PROMPT:
Would you quote the material below in full and unchanged?

EXERCISE INPUT:
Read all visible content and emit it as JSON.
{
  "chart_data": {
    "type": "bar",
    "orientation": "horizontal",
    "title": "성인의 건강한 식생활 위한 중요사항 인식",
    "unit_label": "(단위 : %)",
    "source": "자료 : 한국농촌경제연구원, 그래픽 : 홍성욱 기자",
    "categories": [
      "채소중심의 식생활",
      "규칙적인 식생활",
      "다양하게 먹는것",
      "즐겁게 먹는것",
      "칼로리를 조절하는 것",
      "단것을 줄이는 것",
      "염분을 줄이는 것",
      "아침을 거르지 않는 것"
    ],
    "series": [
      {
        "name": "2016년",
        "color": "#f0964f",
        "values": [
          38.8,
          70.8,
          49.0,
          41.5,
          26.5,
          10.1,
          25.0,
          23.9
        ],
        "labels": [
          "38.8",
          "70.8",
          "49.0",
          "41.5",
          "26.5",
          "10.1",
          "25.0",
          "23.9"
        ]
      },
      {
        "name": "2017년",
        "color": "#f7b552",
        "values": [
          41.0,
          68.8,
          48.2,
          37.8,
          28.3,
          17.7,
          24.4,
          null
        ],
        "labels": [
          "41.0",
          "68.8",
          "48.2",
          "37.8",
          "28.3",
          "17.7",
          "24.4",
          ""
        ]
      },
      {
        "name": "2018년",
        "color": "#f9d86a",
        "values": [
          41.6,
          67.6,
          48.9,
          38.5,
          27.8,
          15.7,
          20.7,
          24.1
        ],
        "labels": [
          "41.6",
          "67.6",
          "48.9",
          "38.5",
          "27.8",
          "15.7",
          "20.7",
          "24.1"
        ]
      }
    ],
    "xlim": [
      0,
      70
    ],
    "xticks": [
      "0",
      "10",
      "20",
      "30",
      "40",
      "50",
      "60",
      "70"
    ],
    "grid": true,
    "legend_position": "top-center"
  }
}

ANSWER TO THIS PROBLEM:
Read all visible content and emit it as JSON.
{
  "chart_data": {
    "type": "bar",
    "orientation": "horizontal",
    "title": "성인의 건강한 식생활 위한 중요사항 인식",
    "unit_label": "(단위 : %)",
    "source": "자료 : 한국농촌경제연구원, 그래픽 : 홍성욱 기자",
    "categories": [
      "채소중심의 식생활",
      "규칙적인 식생활",
      "다양하게 먹는것",
      "즐겁게 먹는것",
      "칼로리를 조절하는 것",
      "단것을 줄이는 것",
      "염분을 줄이는 것",
      "아침을 거르지 않는 것"
    ],
    "series": [
      {
        "name": "2016년",
        "color": "#f0964f",
        "values": [
          38.8,
          70.8,
          49.0,
          41.5,
          26.5,
          10.1,
          25.0,
          23.9
        ],
        "labels": [
          "38.8",
          "70.8",
          "49.0",
          "41.5",
          "26.5",
          "10.1",
          "25.0",
          "23.9"
        ]
      },
      {
        "name": "2017년",
        "color": "#f7b552",
        "values": [
          41.0,
          68.8,
          48.2,
          37.8,
          28.3,
          17.7,
          24.4,
          null
        ],
        "labels": [
          "41.0",
          "68.8",
          "48.2",
          "37.8",
          "28.3",
          "17.7",
          "24.4",
          ""
        ]
      },
      {
        "name": "2018년",
        "color": "#f9d86a",
        "values": [
          41.6,
          67.6,
          48.9,
          38.5,
          27.8,
          15.7,
          20.7,
          24.1
        ],
        "labels": [
          "41.6",
          "67.6",
          "48.9",
          "38.5",
          "27.8",
          "15.7",
          "20.7",
          "24.1"
        ]
      }
    ],
    "xlim": [
      0,
      70
    ],
    "xticks": [
      "0",
      "10",
      "20",
      "30",
      "40",
      "50",
      "60",
      "70"
    ],
    "grid": true,
    "legend_position": "top-center"
  }
}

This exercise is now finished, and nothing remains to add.